■ Work instructions ■
Copy all lines holding the word "tset" from the entries.

■ Dataset records ■
====
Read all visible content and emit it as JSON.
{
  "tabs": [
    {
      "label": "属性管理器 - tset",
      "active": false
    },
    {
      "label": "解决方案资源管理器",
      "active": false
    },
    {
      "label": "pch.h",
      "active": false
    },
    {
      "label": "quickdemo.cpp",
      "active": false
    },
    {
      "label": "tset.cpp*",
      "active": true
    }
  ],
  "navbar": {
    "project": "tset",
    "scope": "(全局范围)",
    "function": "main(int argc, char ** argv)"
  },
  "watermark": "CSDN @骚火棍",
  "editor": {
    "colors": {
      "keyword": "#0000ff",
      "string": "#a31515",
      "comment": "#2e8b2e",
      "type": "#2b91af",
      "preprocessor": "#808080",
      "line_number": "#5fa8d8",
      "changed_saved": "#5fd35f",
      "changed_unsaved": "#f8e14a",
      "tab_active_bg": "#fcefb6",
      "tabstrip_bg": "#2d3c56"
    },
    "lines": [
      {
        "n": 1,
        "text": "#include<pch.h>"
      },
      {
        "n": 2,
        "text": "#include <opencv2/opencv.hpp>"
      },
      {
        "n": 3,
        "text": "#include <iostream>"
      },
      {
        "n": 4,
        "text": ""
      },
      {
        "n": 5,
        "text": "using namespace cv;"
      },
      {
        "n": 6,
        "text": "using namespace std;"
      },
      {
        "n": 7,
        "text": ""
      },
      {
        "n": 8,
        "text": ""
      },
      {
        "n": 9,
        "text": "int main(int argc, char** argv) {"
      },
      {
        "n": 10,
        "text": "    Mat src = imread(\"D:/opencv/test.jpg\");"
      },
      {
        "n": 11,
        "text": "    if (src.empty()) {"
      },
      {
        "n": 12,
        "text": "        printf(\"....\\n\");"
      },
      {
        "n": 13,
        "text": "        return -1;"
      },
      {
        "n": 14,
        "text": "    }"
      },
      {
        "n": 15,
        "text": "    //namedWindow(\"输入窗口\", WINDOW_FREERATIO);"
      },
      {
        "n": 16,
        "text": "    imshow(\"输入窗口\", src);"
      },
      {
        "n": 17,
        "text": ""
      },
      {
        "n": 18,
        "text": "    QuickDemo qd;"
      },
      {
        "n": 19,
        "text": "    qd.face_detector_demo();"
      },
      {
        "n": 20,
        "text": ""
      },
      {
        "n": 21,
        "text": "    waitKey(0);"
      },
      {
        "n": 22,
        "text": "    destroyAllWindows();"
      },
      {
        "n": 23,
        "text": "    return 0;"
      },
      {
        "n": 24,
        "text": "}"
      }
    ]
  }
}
====
■ Full solution ■
      "label": "属性管理器 - tset",
      "label": "tset.cpp*",
    "project": "tset",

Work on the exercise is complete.